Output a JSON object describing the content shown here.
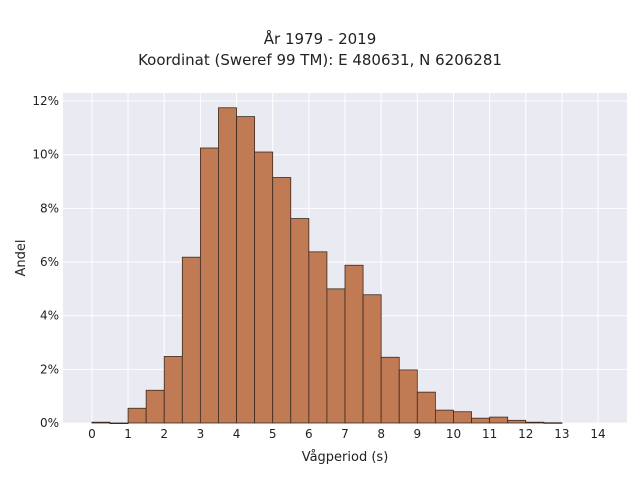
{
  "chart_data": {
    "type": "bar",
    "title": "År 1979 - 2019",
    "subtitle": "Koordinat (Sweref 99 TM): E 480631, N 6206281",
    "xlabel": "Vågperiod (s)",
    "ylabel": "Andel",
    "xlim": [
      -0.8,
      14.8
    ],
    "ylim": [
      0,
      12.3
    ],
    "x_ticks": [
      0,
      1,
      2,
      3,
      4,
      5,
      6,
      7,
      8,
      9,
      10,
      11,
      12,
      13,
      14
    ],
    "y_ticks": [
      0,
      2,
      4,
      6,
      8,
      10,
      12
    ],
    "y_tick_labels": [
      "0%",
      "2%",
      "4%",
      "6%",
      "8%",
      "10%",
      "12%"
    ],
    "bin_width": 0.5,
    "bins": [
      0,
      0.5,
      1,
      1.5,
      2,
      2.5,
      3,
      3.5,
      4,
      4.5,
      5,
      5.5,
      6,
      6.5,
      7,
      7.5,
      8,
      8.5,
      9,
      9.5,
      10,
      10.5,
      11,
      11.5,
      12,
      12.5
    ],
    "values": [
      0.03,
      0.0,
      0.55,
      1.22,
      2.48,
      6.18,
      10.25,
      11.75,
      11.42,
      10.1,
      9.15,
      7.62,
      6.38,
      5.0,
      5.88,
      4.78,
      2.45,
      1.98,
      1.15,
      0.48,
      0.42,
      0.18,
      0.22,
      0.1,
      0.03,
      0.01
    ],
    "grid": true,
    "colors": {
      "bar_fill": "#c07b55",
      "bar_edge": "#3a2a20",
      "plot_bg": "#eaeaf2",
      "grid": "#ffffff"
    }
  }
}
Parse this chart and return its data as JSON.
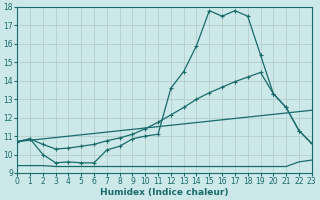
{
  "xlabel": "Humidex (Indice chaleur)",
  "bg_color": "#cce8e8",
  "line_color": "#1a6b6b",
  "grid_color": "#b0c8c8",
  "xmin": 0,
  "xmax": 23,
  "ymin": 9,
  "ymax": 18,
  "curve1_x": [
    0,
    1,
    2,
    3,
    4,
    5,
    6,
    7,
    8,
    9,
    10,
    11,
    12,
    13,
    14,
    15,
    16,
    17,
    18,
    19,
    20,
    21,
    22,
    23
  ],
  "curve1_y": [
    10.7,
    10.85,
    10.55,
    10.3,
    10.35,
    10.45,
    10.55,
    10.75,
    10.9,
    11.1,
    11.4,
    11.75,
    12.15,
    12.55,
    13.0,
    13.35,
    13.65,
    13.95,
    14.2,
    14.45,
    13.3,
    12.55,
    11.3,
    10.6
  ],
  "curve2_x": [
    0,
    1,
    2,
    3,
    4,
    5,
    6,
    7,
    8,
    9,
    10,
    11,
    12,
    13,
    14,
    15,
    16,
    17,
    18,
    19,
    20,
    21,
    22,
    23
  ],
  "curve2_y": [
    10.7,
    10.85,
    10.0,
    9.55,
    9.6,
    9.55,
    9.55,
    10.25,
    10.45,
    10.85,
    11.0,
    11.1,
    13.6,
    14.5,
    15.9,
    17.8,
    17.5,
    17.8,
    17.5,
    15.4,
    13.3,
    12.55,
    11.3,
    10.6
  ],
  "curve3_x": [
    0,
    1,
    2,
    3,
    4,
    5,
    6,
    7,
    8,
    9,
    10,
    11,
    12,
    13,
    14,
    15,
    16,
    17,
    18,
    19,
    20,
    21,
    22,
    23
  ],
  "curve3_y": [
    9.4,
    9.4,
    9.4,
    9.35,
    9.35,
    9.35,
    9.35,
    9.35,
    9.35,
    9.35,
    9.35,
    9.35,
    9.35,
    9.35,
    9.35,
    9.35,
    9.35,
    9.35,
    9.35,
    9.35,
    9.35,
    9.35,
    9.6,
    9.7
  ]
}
☆ ☆ ☆ ☆ ☆ ☆ ☆
Problem to solve: From the entries above, copy each line holding "xlabel".

Result below:
    "xlabel": "Vågperiod (s)",
  "xlabel": "Humidex (Indice chaleur)",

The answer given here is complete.